▸ **AIM**: Gather each line of the records where "OPERATION" appears.

▸ **RECORDS FOR THIS EXERCISE**:

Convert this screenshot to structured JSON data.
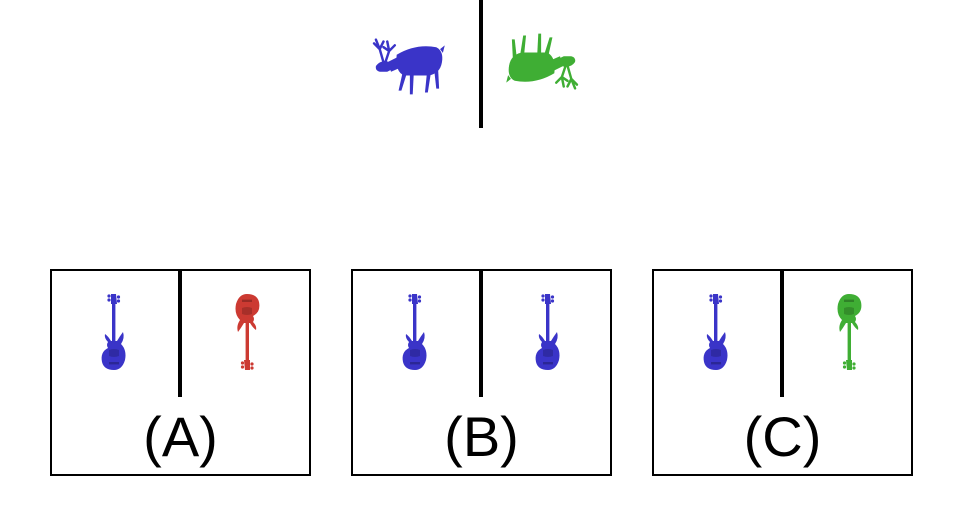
{
  "question": {
    "left_icon": {
      "name": "deer-icon",
      "color": "#3a34c8",
      "orientation": "upright-facing-left"
    },
    "right_icon": {
      "name": "deer-icon",
      "color": "#3fae34",
      "orientation": "upside-down"
    }
  },
  "options": [
    {
      "label": "(A)",
      "left_icon": {
        "name": "bass-guitar-icon",
        "color": "#3a34c8",
        "orientation": "upright"
      },
      "right_icon": {
        "name": "bass-guitar-icon",
        "color": "#cc3a32",
        "orientation": "upside-down"
      }
    },
    {
      "label": "(B)",
      "left_icon": {
        "name": "bass-guitar-icon",
        "color": "#3a34c8",
        "orientation": "upright"
      },
      "right_icon": {
        "name": "bass-guitar-icon",
        "color": "#3a34c8",
        "orientation": "upright"
      }
    },
    {
      "label": "(C)",
      "left_icon": {
        "name": "bass-guitar-icon",
        "color": "#3a34c8",
        "orientation": "upright"
      },
      "right_icon": {
        "name": "bass-guitar-icon",
        "color": "#3fae34",
        "orientation": "upside-down"
      }
    }
  ]
}
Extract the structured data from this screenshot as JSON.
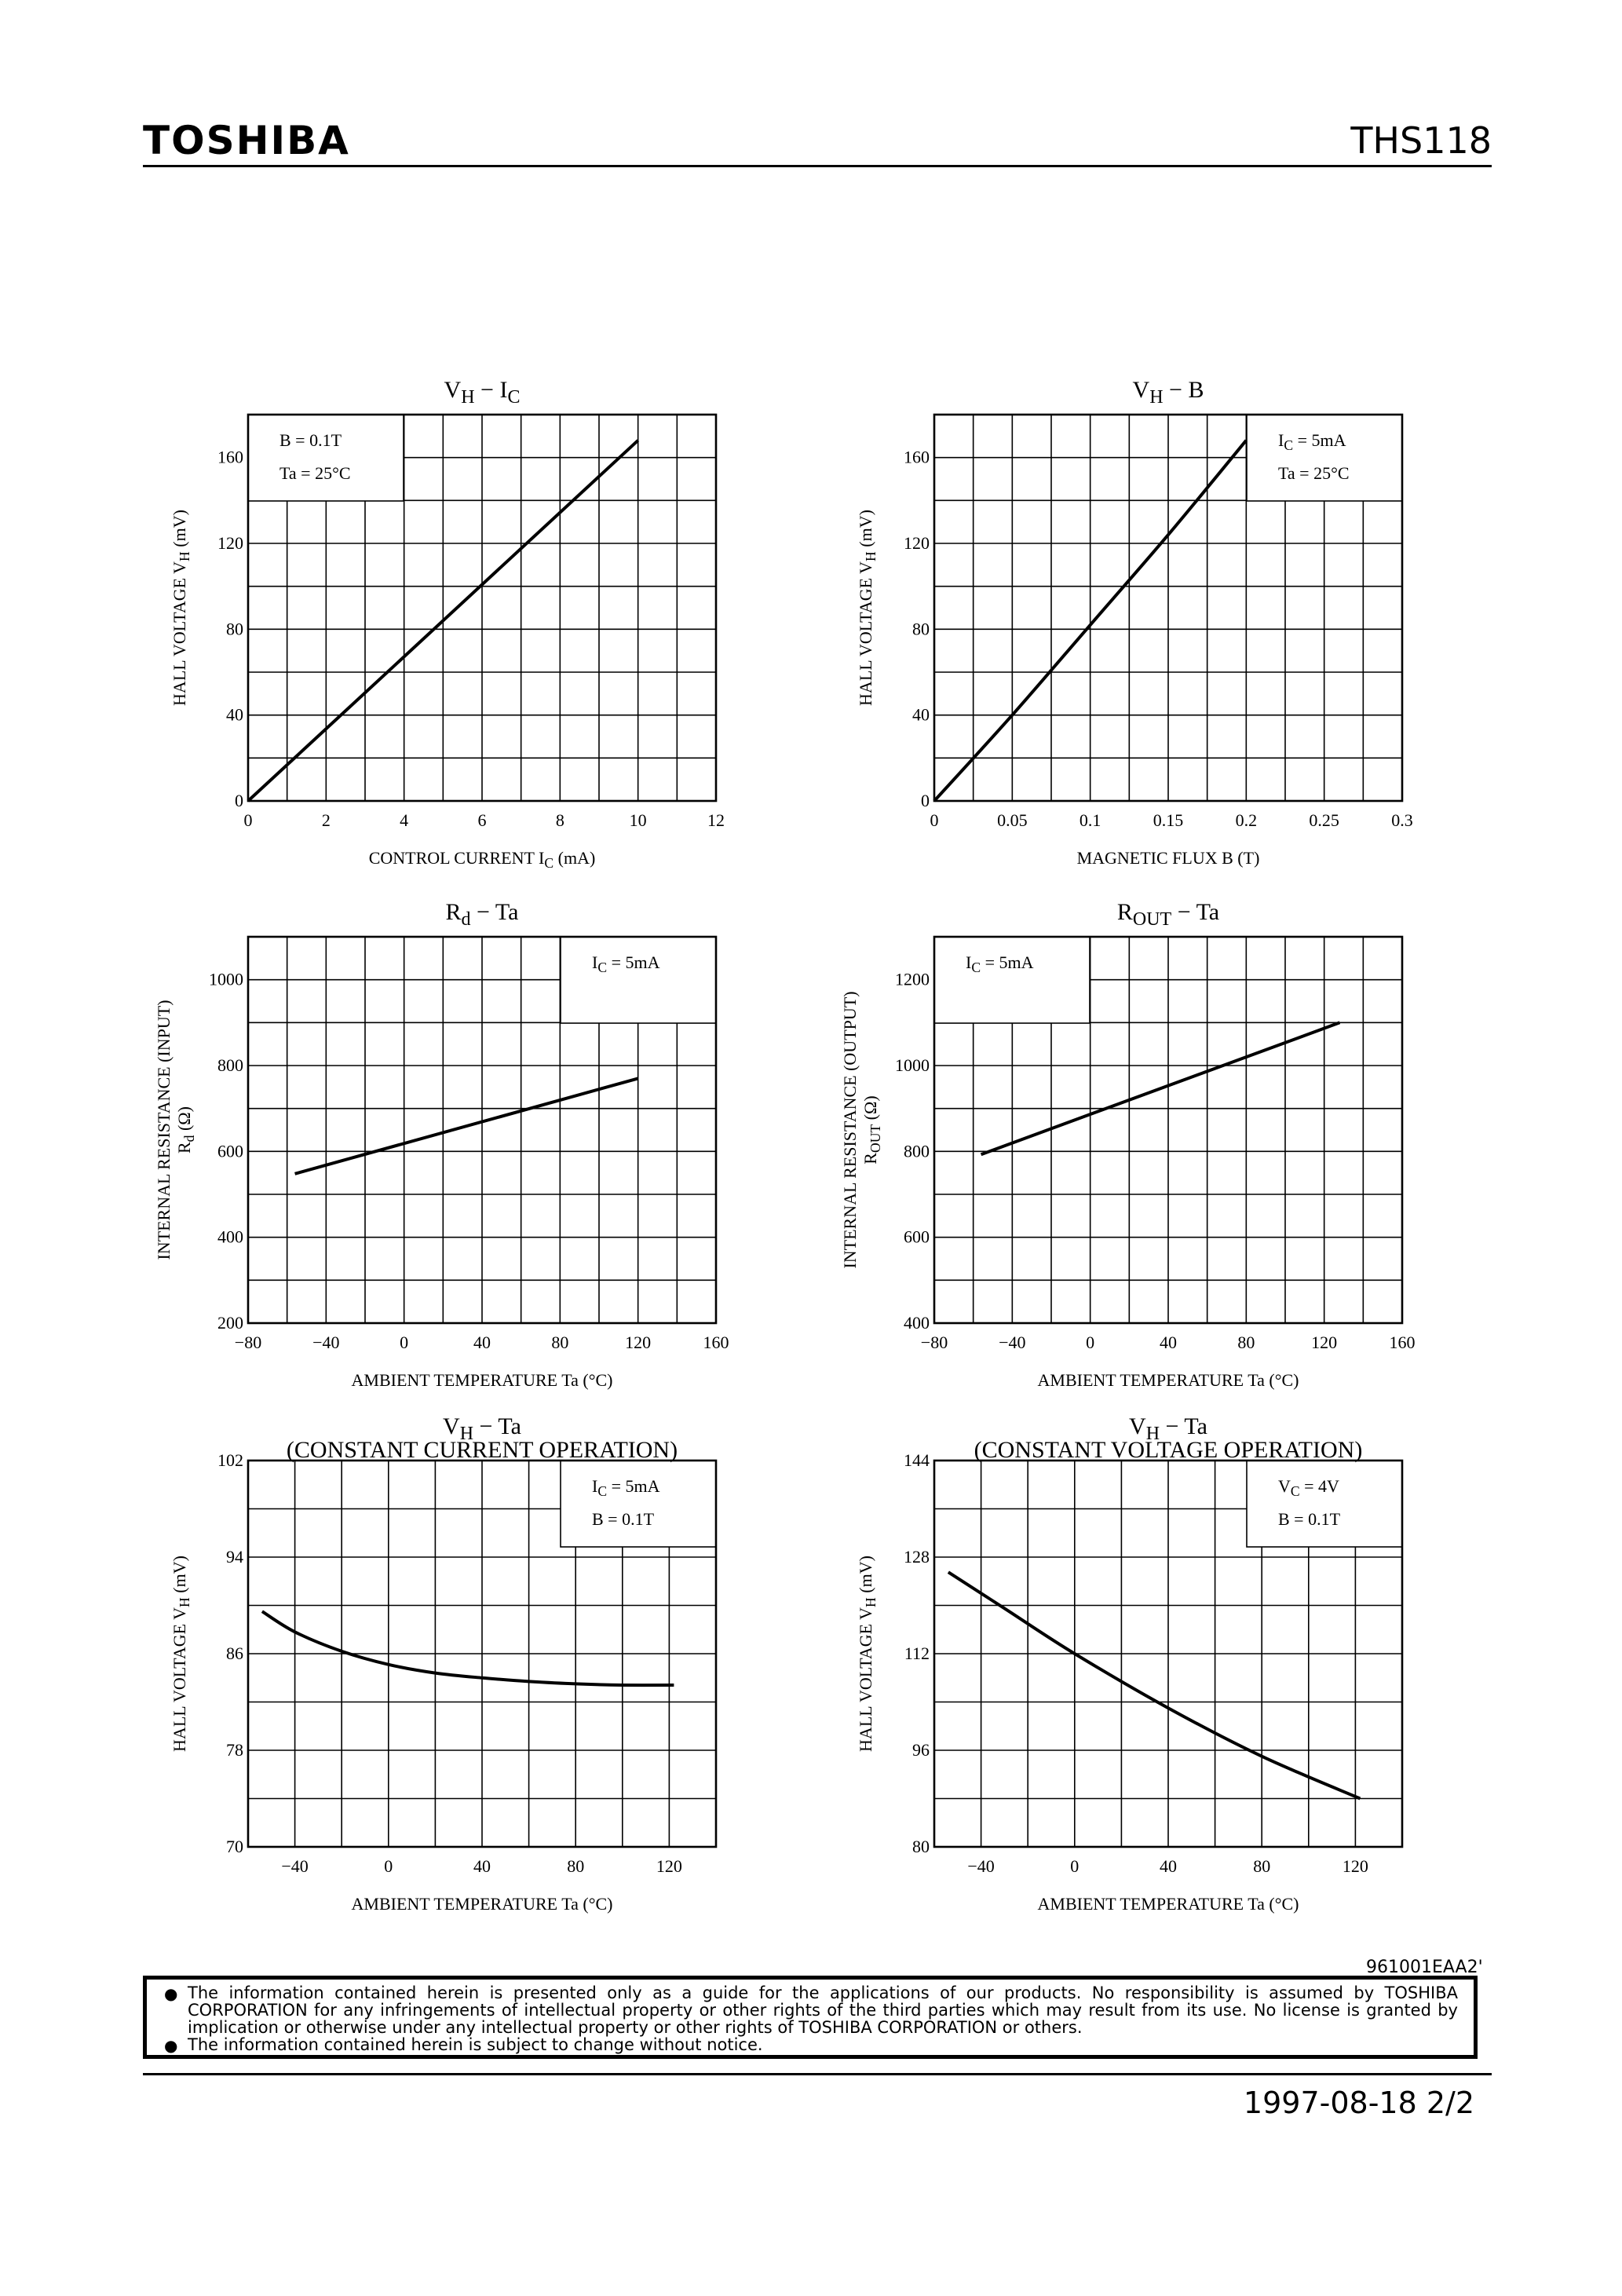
{
  "header": {
    "brand": "TOSHIBA",
    "part_number": "THS118"
  },
  "chart_data": [
    {
      "id": "vh_ic",
      "type": "line",
      "title_main": "V",
      "title_sub": "H",
      "title_rest": " − I",
      "title_sub2": "C",
      "title2": "",
      "xlabel": "CONTROL CURRENT  I",
      "xlabel_sub": "C",
      "xlabel_unit": "  (mA)",
      "ylabel": "HALL VOLTAGE   V",
      "ylabel_sub": "H",
      "ylabel_unit": "   (mV)",
      "ylabel_line2": "",
      "xlim": [
        0,
        12
      ],
      "ylim": [
        0,
        180
      ],
      "xticks": [
        0,
        2,
        4,
        6,
        8,
        10,
        12
      ],
      "xtick_labels": [
        "0",
        "2",
        "4",
        "6",
        "8",
        "10",
        "12"
      ],
      "yticks": [
        0,
        40,
        80,
        120,
        160
      ],
      "ytick_labels": [
        "0",
        "40",
        "80",
        "120",
        "160"
      ],
      "xgrid": 12,
      "ygrid": 9,
      "legend_lines": [
        {
          "t": "B = 0.1T"
        },
        {
          "t": "Ta = 25°C"
        }
      ],
      "legend_position": "top-left",
      "series": [
        {
          "x": [
            0,
            10
          ],
          "y": [
            0,
            168
          ]
        }
      ]
    },
    {
      "id": "vh_b",
      "type": "line",
      "title_main": "V",
      "title_sub": "H",
      "title_rest": " − B",
      "title_sub2": "",
      "title2": "",
      "xlabel": "MAGNETIC FLUX   B   (T)",
      "xlabel_sub": "",
      "xlabel_unit": "",
      "ylabel": "HALL VOLTAGE   V",
      "ylabel_sub": "H",
      "ylabel_unit": "   (mV)",
      "ylabel_line2": "",
      "xlim": [
        0,
        0.3
      ],
      "ylim": [
        0,
        180
      ],
      "xticks": [
        0,
        0.05,
        0.1,
        0.15,
        0.2,
        0.25,
        0.3
      ],
      "xtick_labels": [
        "0",
        "0.05",
        "0.1",
        "0.15",
        "0.2",
        "0.25",
        "0.3"
      ],
      "yticks": [
        0,
        40,
        80,
        120,
        160
      ],
      "ytick_labels": [
        "0",
        "40",
        "80",
        "120",
        "160"
      ],
      "xgrid": 12,
      "ygrid": 9,
      "legend_lines": [
        {
          "t": "I",
          "sub": "C",
          "rest": " = 5mA"
        },
        {
          "t": "Ta = 25°C"
        }
      ],
      "legend_position": "top-right",
      "series": [
        {
          "x": [
            0,
            0.05,
            0.1,
            0.15,
            0.2
          ],
          "y": [
            0,
            40,
            82,
            124,
            168
          ]
        }
      ]
    },
    {
      "id": "rd_ta",
      "type": "line",
      "title_main": "R",
      "title_sub": "d",
      "title_rest": " − Ta",
      "title_sub2": "",
      "title2": "",
      "xlabel": "AMBIENT TEMPERATURE   Ta   (°C)",
      "xlabel_sub": "",
      "xlabel_unit": "",
      "ylabel": "INTERNAL RESISTANCE (INPUT)",
      "ylabel_sub": "",
      "ylabel_unit": "",
      "ylabel_line2": "R",
      "ylabel_line2_sub": "d",
      "ylabel_line2_unit": "  (Ω)",
      "xlim": [
        -80,
        160
      ],
      "ylim": [
        200,
        1100
      ],
      "xticks": [
        -80,
        -40,
        0,
        40,
        80,
        120,
        160
      ],
      "xtick_labels": [
        "−80",
        "−40",
        "0",
        "40",
        "80",
        "120",
        "160"
      ],
      "yticks": [
        200,
        400,
        600,
        800,
        1000
      ],
      "ytick_labels": [
        "200",
        "400",
        "600",
        "800",
        "1000"
      ],
      "xgrid": 12,
      "ygrid": 9,
      "legend_lines": [
        {
          "t": "I",
          "sub": "C",
          "rest": " = 5mA"
        }
      ],
      "legend_position": "top-right",
      "series": [
        {
          "x": [
            -56,
            120
          ],
          "y": [
            548,
            770
          ]
        }
      ]
    },
    {
      "id": "rout_ta",
      "type": "line",
      "title_main": "R",
      "title_sub": "OUT",
      "title_rest": " − Ta",
      "title_sub2": "",
      "title2": "",
      "xlabel": "AMBIENT TEMPERATURE   Ta   (°C)",
      "xlabel_sub": "",
      "xlabel_unit": "",
      "ylabel": "INTERNAL RESISTANCE (OUTPUT)",
      "ylabel_sub": "",
      "ylabel_unit": "",
      "ylabel_line2": "R",
      "ylabel_line2_sub": "OUT",
      "ylabel_line2_unit": "  (Ω)",
      "xlim": [
        -80,
        160
      ],
      "ylim": [
        400,
        1300
      ],
      "xticks": [
        -80,
        -40,
        0,
        40,
        80,
        120,
        160
      ],
      "xtick_labels": [
        "−80",
        "−40",
        "0",
        "40",
        "80",
        "120",
        "160"
      ],
      "yticks": [
        400,
        600,
        800,
        1000,
        1200
      ],
      "ytick_labels": [
        "400",
        "600",
        "800",
        "1000",
        "1200"
      ],
      "xgrid": 12,
      "ygrid": 9,
      "legend_lines": [
        {
          "t": "I",
          "sub": "C",
          "rest": " = 5mA"
        }
      ],
      "legend_position": "top-left",
      "series": [
        {
          "x": [
            -56,
            128
          ],
          "y": [
            793,
            1100
          ]
        }
      ]
    },
    {
      "id": "vh_ta_cc",
      "type": "line",
      "title_main": "V",
      "title_sub": "H",
      "title_rest": " − Ta",
      "title_sub2": "",
      "title2": "(CONSTANT CURRENT OPERATION)",
      "xlabel": "AMBIENT TEMPERATURE   Ta   (°C)",
      "xlabel_sub": "",
      "xlabel_unit": "",
      "ylabel": "HALL VOLTAGE   V",
      "ylabel_sub": "H",
      "ylabel_unit": "   (mV)",
      "ylabel_line2": "",
      "xlim": [
        -60,
        140
      ],
      "ylim": [
        70,
        102
      ],
      "xticks": [
        -40,
        0,
        40,
        80,
        120
      ],
      "xtick_labels": [
        "−40",
        "0",
        "40",
        "80",
        "120"
      ],
      "yticks": [
        70,
        78,
        86,
        94,
        102
      ],
      "ytick_labels": [
        "70",
        "78",
        "86",
        "94",
        "102"
      ],
      "xgrid": 10,
      "ygrid": 8,
      "legend_lines": [
        {
          "t": "I",
          "sub": "C",
          "rest": " = 5mA"
        },
        {
          "t": "B = 0.1T"
        }
      ],
      "legend_position": "top-right",
      "series": [
        {
          "x": [
            -54,
            -40,
            -20,
            0,
            20,
            40,
            60,
            80,
            100,
            122
          ],
          "y": [
            89.5,
            87.8,
            86.2,
            85.1,
            84.4,
            84.0,
            83.7,
            83.5,
            83.4,
            83.4
          ]
        }
      ]
    },
    {
      "id": "vh_ta_cv",
      "type": "line",
      "title_main": "V",
      "title_sub": "H",
      "title_rest": " − Ta",
      "title_sub2": "",
      "title2": "(CONSTANT VOLTAGE OPERATION)",
      "xlabel": "AMBIENT TEMPERATURE   Ta   (°C)",
      "xlabel_sub": "",
      "xlabel_unit": "",
      "ylabel": "HALL VOLTAGE   V",
      "ylabel_sub": "H",
      "ylabel_unit": "   (mV)",
      "ylabel_line2": "",
      "xlim": [
        -60,
        140
      ],
      "ylim": [
        80,
        144
      ],
      "xticks": [
        -40,
        0,
        40,
        80,
        120
      ],
      "xtick_labels": [
        "−40",
        "0",
        "40",
        "80",
        "120"
      ],
      "yticks": [
        80,
        96,
        112,
        128,
        144
      ],
      "ytick_labels": [
        "80",
        "96",
        "112",
        "128",
        "144"
      ],
      "xgrid": 10,
      "ygrid": 8,
      "legend_lines": [
        {
          "t": "V",
          "sub": "C",
          "rest": " = 4V"
        },
        {
          "t": "B = 0.1T"
        }
      ],
      "legend_position": "top-right",
      "series": [
        {
          "x": [
            -54,
            -30,
            0,
            40,
            80,
            122
          ],
          "y": [
            125.5,
            119.5,
            112,
            103,
            95,
            88
          ]
        }
      ]
    }
  ],
  "footer": {
    "doc_code": "961001EAA2'",
    "notice_1": "The information contained herein is presented only as a guide for the applications of our products. No responsibility is assumed by TOSHIBA CORPORATION for any infringements of intellectual property or other rights of the third parties which may result from its use. No license is granted by implication or otherwise under any intellectual property or other rights of TOSHIBA CORPORATION or others.",
    "notice_2": "The information contained herein is subject to change without notice.",
    "bullet": "●",
    "date_page": "1997-08-18   2/2"
  }
}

▸ **OUTPUT BELOW**:
      "title2": "(CONSTANT CURRENT OPERATION)",
      "title2": "(CONSTANT VOLTAGE OPERATION)",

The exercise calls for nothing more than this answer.